Work required: Repeat the listing in full, exactly as it stands.

Task inputs:
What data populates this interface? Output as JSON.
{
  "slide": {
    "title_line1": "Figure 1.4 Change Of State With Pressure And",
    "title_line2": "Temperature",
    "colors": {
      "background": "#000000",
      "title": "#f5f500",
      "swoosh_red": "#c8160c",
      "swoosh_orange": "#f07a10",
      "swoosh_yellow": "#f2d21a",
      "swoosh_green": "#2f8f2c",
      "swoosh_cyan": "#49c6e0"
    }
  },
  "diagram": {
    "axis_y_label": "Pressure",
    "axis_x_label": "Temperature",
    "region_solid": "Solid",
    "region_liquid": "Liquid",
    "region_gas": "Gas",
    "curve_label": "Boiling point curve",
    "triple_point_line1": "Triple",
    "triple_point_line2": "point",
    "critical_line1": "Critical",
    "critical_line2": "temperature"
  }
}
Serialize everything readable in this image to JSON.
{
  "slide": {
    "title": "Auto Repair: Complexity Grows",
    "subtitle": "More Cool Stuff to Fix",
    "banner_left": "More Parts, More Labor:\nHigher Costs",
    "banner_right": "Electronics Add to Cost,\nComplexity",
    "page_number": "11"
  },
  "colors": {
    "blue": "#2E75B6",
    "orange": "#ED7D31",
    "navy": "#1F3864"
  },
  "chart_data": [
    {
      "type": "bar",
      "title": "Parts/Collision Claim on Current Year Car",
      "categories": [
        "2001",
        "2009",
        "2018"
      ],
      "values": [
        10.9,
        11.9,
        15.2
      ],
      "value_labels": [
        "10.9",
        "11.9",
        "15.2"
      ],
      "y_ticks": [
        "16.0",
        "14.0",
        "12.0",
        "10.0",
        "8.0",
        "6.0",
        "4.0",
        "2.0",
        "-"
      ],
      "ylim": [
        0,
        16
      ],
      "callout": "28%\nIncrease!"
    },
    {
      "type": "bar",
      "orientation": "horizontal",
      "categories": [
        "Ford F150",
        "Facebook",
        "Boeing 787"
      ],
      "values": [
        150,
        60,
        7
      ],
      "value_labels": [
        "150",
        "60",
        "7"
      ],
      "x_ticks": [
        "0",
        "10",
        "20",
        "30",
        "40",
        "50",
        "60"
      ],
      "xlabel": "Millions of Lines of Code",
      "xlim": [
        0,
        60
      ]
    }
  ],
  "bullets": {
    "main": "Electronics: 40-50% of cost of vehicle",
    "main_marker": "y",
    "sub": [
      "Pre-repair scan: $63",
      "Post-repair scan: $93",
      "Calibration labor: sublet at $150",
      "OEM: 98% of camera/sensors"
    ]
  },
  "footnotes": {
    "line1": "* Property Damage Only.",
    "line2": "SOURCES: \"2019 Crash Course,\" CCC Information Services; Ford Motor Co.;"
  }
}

The output:
What data populates this interface? Output as JSON.
{
  "slide": {
    "title_line1": "Figure 1.4 Change Of State With Pressure And",
    "title_line2": "Temperature",
    "colors": {
      "background": "#000000",
      "title": "#f5f500",
      "swoosh_red": "#c8160c",
      "swoosh_orange": "#f07a10",
      "swoosh_yellow": "#f2d21a",
      "swoosh_green": "#2f8f2c",
      "swoosh_cyan": "#49c6e0"
    }
  },
  "diagram": {
    "axis_y_label": "Pressure",
    "axis_x_label": "Temperature",
    "region_solid": "Solid",
    "region_liquid": "Liquid",
    "region_gas": "Gas",
    "curve_label": "Boiling point curve",
    "triple_point_line1": "Triple",
    "triple_point_line2": "point",
    "critical_line1": "Critical",
    "critical_line2": "temperature"
  }
}
Serialize everything readable in this image to JSON.
{
  "slide": {
    "title": "Auto Repair: Complexity Grows",
    "subtitle": "More Cool Stuff to Fix",
    "banner_left": "More Parts, More Labor:\nHigher Costs",
    "banner_right": "Electronics Add to Cost,\nComplexity",
    "page_number": "11"
  },
  "colors": {
    "blue": "#2E75B6",
    "orange": "#ED7D31",
    "navy": "#1F3864"
  },
  "chart_data": [
    {
      "type": "bar",
      "title": "Parts/Collision Claim on Current Year Car",
      "categories": [
        "2001",
        "2009",
        "2018"
      ],
      "values": [
        10.9,
        11.9,
        15.2
      ],
      "value_labels": [
        "10.9",
        "11.9",
        "15.2"
      ],
      "y_ticks": [
        "16.0",
        "14.0",
        "12.0",
        "10.0",
        "8.0",
        "6.0",
        "4.0",
        "2.0",
        "-"
      ],
      "ylim": [
        0,
        16
      ],
      "callout": "28%\nIncrease!"
    },
    {
      "type": "bar",
      "orientation": "horizontal",
      "categories": [
        "Ford F150",
        "Facebook",
        "Boeing 787"
      ],
      "values": [
        150,
        60,
        7
      ],
      "value_labels": [
        "150",
        "60",
        "7"
      ],
      "x_ticks": [
        "0",
        "10",
        "20",
        "30",
        "40",
        "50",
        "60"
      ],
      "xlabel": "Millions of Lines of Code",
      "xlim": [
        0,
        60
      ]
    }
  ],
  "bullets": {
    "main": "Electronics: 40-50% of cost of vehicle",
    "main_marker": "y",
    "sub": [
      "Pre-repair scan: $63",
      "Post-repair scan: $93",
      "Calibration labor: sublet at $150",
      "OEM: 98% of camera/sensors"
    ]
  },
  "footnotes": {
    "line1": "* Property Damage Only.",
    "line2": "SOURCES: \"2019 Crash Course,\" CCC Information Services; Ford Motor Co.;"
  }
}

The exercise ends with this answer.